──────── Dataset records

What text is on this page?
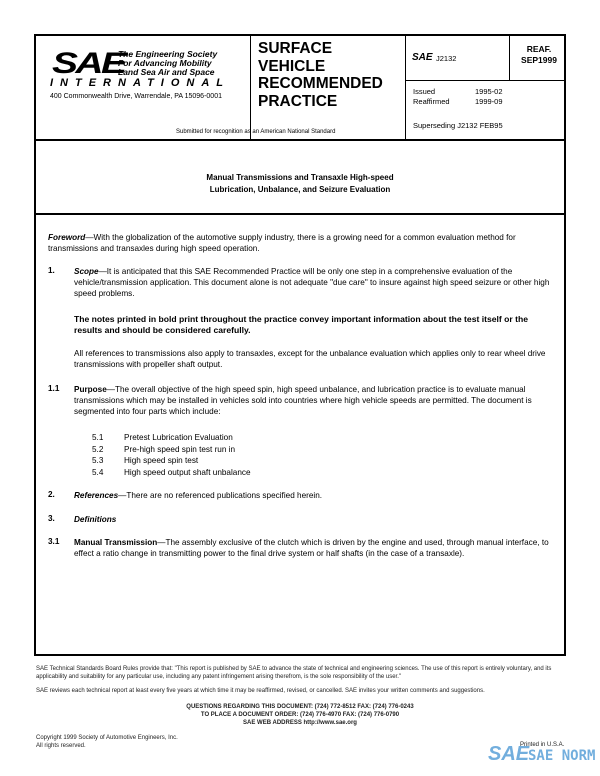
SAE
The Engineering Society
For Advancing Mobility
Land Sea Air and Space
INTERNATIONAL
400 Commonwealth Drive, Warrendale, PA 15096-0001
SURFACE
VEHICLE
RECOMMENDED
PRACTICE
Submitted for recognition as an American National Standard
SAE J2132
REAF.
SEP1999
Issued	1995-02
Reaffirmed	1999-09
Superseding J2132 FEB95
Manual Transmissions and Transaxle High-speed
Lubrication, Unbalance, and Seizure Evaluation
Foreword—With the globalization of the automotive supply industry, there is a growing need for a common evaluation method for transmissions and transaxles during high speed operation.
1. Scope—It is anticipated that this SAE Recommended Practice will be only one step in a comprehensive evaluation of the vehicle/transmission application. This document alone is not adequate "due care" to insure against high speed seizure or other high speed problems.
The notes printed in bold print throughout the practice convey important information about the test itself or the results and should be considered carefully.
All references to transmissions also apply to transaxles, except for the unbalance evaluation which applies only to rear wheel drive transmissions with propeller shaft output.
1.1 Purpose—The overall objective of the high speed spin, high speed unbalance, and lubrication practice is to evaluate manual transmissions which may be installed in vehicles sold into countries where high vehicle speeds are permitted. The document is segmented into four parts which include:
5.1	Pretest Lubrication Evaluation
5.2	Pre-high speed spin test run in
5.3	High speed spin test
5.4	High speed output shaft unbalance
2. References—There are no referenced publications specified herein.
3. Definitions
3.1 Manual Transmission—The assembly exclusive of the clutch which is driven by the engine and used, through manual interface, to effect a ratio change in transmitting power to the final drive system or half shafts (in the case of a transaxle).
SAE Technical Standards Board Rules provide that: "This report is published by SAE to advance the state of technical and engineering sciences. The use of this report is entirely voluntary, and its applicability and suitability for any particular use, including any patent infringement arising therefrom, is the sole responsibility of the user."
SAE reviews each technical report at least every five years at which time it may be reaffirmed, revised, or cancelled. SAE invites your written comments and suggestions.
QUESTIONS REGARDING THIS DOCUMENT: (724) 772-8512 FAX: (724) 776-0243
TO PLACE A DOCUMENT ORDER: (724) 776-4970 FAX: (724) 776-0790
SAE WEB ADDRESS http://www.sae.org
Copyright 1999 Society of Automotive Engineers, Inc.
All rights reserved.	Printed in U.S.A.
SAE
SAE NORM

────────────────

◆ **Instructions to follow**
Return the listing above unchanged, apart from dropping its pictures.

◆ **Written answer**
What text is on this page?
SAE
The Engineering Society
For Advancing Mobility
Land Sea Air and Space
INTERNATIONAL
400 Commonwealth Drive, Warrendale, PA 15096-0001
SURFACE
VEHICLE
RECOMMENDED
PRACTICE
Submitted for recognition as an American National Standard
SAE J2132
REAF.
SEP1999
Issued	1995-02
Reaffirmed	1999-09
Superseding J2132 FEB95
Manual Transmissions and Transaxle High-speed
Lubrication, Unbalance, and Seizure Evaluation
Foreword—With the globalization of the automotive supply industry, there is a growing need for a common evaluation method for transmissions and transaxles during high speed operation.
1. Scope—It is anticipated that this SAE Recommended Practice will be only one step in a comprehensive evaluation of the vehicle/transmission application. This document alone is not adequate "due care" to insure against high speed seizure or other high speed problems.
The notes printed in bold print throughout the practice convey important information about the test itself or the results and should be considered carefully.
All references to transmissions also apply to transaxles, except for the unbalance evaluation which applies only to rear wheel drive transmissions with propeller shaft output.
1.1 Purpose—The overall objective of the high speed spin, high speed unbalance, and lubrication practice is to evaluate manual transmissions which may be installed in vehicles sold into countries where high vehicle speeds are permitted. The document is segmented into four parts which include:
5.1	Pretest Lubrication Evaluation
5.2	Pre-high speed spin test run in
5.3	High speed spin test
5.4	High speed output shaft unbalance
2. References—There are no referenced publications specified herein.
3. Definitions
3.1 Manual Transmission—The assembly exclusive of the clutch which is driven by the engine and used, through manual interface, to effect a ratio change in transmitting power to the final drive system or half shafts (in the case of a transaxle).
SAE Technical Standards Board Rules provide that: "This report is published by SAE to advance the state of technical and engineering sciences. The use of this report is entirely voluntary, and its applicability and suitability for any particular use, including any patent infringement arising therefrom, is the sole responsibility of the user."
SAE reviews each technical report at least every five years at which time it may be reaffirmed, revised, or cancelled. SAE invites your written comments and suggestions.
QUESTIONS REGARDING THIS DOCUMENT: (724) 772-8512 FAX: (724) 776-0243
TO PLACE A DOCUMENT ORDER: (724) 776-4970 FAX: (724) 776-0790
SAE WEB ADDRESS http://www.sae.org
Copyright 1999 Society of Automotive Engineers, Inc.
All rights reserved.	Printed in U.S.A.
SAE
SAE NORM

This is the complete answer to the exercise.